**What is expected:**
It is required that all of the data be written out exactly.

**Records:**
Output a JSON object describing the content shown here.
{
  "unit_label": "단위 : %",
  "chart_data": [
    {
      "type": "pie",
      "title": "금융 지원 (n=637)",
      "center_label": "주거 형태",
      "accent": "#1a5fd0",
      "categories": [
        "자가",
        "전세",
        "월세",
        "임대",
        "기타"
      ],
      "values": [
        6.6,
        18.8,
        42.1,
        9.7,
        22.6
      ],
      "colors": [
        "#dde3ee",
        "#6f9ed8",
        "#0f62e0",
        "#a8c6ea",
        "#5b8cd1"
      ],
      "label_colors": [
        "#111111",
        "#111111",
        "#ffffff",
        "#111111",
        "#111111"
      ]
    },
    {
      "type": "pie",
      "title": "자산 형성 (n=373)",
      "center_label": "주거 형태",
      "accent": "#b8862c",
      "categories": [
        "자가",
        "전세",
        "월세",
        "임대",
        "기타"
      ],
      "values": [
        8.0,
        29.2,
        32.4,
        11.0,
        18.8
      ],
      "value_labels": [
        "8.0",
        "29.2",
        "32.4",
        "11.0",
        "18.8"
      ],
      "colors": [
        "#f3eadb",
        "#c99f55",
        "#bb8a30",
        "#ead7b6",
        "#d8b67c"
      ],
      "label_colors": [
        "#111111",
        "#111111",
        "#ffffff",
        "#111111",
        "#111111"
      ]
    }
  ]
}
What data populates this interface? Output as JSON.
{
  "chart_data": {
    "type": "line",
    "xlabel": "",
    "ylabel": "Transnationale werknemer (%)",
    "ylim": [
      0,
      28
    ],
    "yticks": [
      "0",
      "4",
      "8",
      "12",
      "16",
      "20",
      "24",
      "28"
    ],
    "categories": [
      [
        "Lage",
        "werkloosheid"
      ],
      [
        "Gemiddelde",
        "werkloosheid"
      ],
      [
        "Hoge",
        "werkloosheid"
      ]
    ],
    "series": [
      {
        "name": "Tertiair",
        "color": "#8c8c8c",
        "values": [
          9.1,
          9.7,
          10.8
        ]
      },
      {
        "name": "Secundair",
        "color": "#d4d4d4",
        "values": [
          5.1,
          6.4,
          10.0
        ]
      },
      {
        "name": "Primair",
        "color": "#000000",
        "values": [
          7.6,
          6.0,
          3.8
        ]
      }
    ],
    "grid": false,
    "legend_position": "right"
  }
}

**Answer:**
Output a JSON object describing the content shown here.
{
  "unit_label": "단위 : %",
  "chart_data": [
    {
      "type": "pie",
      "title": "금융 지원 (n=637)",
      "center_label": "주거 형태",
      "accent": "#1a5fd0",
      "categories": [
        "자가",
        "전세",
        "월세",
        "임대",
        "기타"
      ],
      "values": [
        6.6,
        18.8,
        42.1,
        9.7,
        22.6
      ],
      "colors": [
        "#dde3ee",
        "#6f9ed8",
        "#0f62e0",
        "#a8c6ea",
        "#5b8cd1"
      ],
      "label_colors": [
        "#111111",
        "#111111",
        "#ffffff",
        "#111111",
        "#111111"
      ]
    },
    {
      "type": "pie",
      "title": "자산 형성 (n=373)",
      "center_label": "주거 형태",
      "accent": "#b8862c",
      "categories": [
        "자가",
        "전세",
        "월세",
        "임대",
        "기타"
      ],
      "values": [
        8.0,
        29.2,
        32.4,
        11.0,
        18.8
      ],
      "value_labels": [
        "8.0",
        "29.2",
        "32.4",
        "11.0",
        "18.8"
      ],
      "colors": [
        "#f3eadb",
        "#c99f55",
        "#bb8a30",
        "#ead7b6",
        "#d8b67c"
      ],
      "label_colors": [
        "#111111",
        "#111111",
        "#ffffff",
        "#111111",
        "#111111"
      ]
    }
  ]
}
What data populates this interface? Output as JSON.
{
  "chart_data": {
    "type": "line",
    "xlabel": "",
    "ylabel": "Transnationale werknemer (%)",
    "ylim": [
      0,
      28
    ],
    "yticks": [
      "0",
      "4",
      "8",
      "12",
      "16",
      "20",
      "24",
      "28"
    ],
    "categories": [
      [
        "Lage",
        "werkloosheid"
      ],
      [
        "Gemiddelde",
        "werkloosheid"
      ],
      [
        "Hoge",
        "werkloosheid"
      ]
    ],
    "series": [
      {
        "name": "Tertiair",
        "color": "#8c8c8c",
        "values": [
          9.1,
          9.7,
          10.8
        ]
      },
      {
        "name": "Secundair",
        "color": "#d4d4d4",
        "values": [
          5.1,
          6.4,
          10.0
        ]
      },
      {
        "name": "Primair",
        "color": "#000000",
        "values": [
          7.6,
          6.0,
          3.8
        ]
      }
    ],
    "grid": false,
    "legend_position": "right"
  }
}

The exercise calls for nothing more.